### WRITTEN PROBLEM:
Type out all the records word for word. Any pictures are to be left out.

BEGIN

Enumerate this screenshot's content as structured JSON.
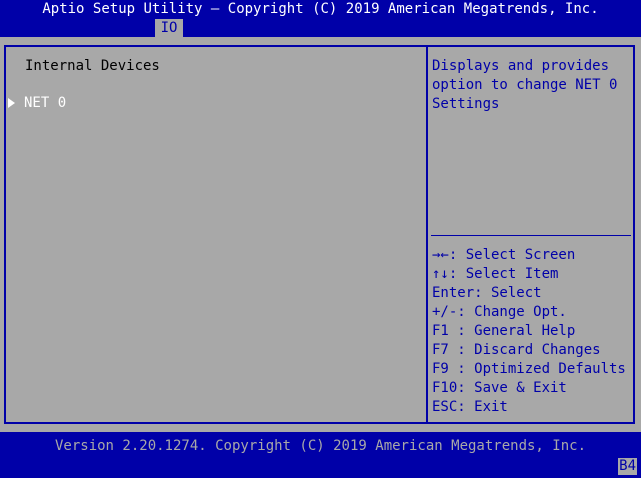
{
  "header": {
    "title": "Aptio Setup Utility – Copyright (C) 2019 American Megatrends, Inc.",
    "active_tab": "IO"
  },
  "main": {
    "heading": "Internal Devices",
    "items": [
      {
        "label": "NET 0",
        "type": "submenu",
        "selected": true
      }
    ]
  },
  "help": {
    "description": "Displays and provides option to change NET 0 Settings"
  },
  "keys": [
    {
      "label": "→←: Select Screen"
    },
    {
      "label": "↑↓: Select Item"
    },
    {
      "label": "Enter: Select"
    },
    {
      "label": "+/-: Change Opt."
    },
    {
      "label": "F1 : General Help"
    },
    {
      "label": "F7 : Discard Changes"
    },
    {
      "label": "F9 : Optimized Defaults"
    },
    {
      "label": "F10: Save & Exit"
    },
    {
      "label": "ESC: Exit"
    }
  ],
  "footer": {
    "version": "Version 2.20.1274. Copyright (C) 2019 American Megatrends, Inc.",
    "post_code": "B4"
  },
  "colors": {
    "background_blue": "#0000a8",
    "panel_gray": "#a8a8a8",
    "highlight_white": "#ffffff"
  }
}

END

### SOLVED PROBLEM:
Enumerate this screenshot's content as structured JSON.
{
  "header": {
    "title": "Aptio Setup Utility – Copyright (C) 2019 American Megatrends, Inc.",
    "active_tab": "IO"
  },
  "main": {
    "heading": "Internal Devices",
    "items": [
      {
        "label": "NET 0",
        "type": "submenu",
        "selected": true
      }
    ]
  },
  "help": {
    "description": "Displays and provides option to change NET 0 Settings"
  },
  "keys": [
    {
      "label": "→←: Select Screen"
    },
    {
      "label": "↑↓: Select Item"
    },
    {
      "label": "Enter: Select"
    },
    {
      "label": "+/-: Change Opt."
    },
    {
      "label": "F1 : General Help"
    },
    {
      "label": "F7 : Discard Changes"
    },
    {
      "label": "F9 : Optimized Defaults"
    },
    {
      "label": "F10: Save & Exit"
    },
    {
      "label": "ESC: Exit"
    }
  ],
  "footer": {
    "version": "Version 2.20.1274. Copyright (C) 2019 American Megatrends, Inc.",
    "post_code": "B4"
  },
  "colors": {
    "background_blue": "#0000a8",
    "panel_gray": "#a8a8a8",
    "highlight_white": "#ffffff"
  }
}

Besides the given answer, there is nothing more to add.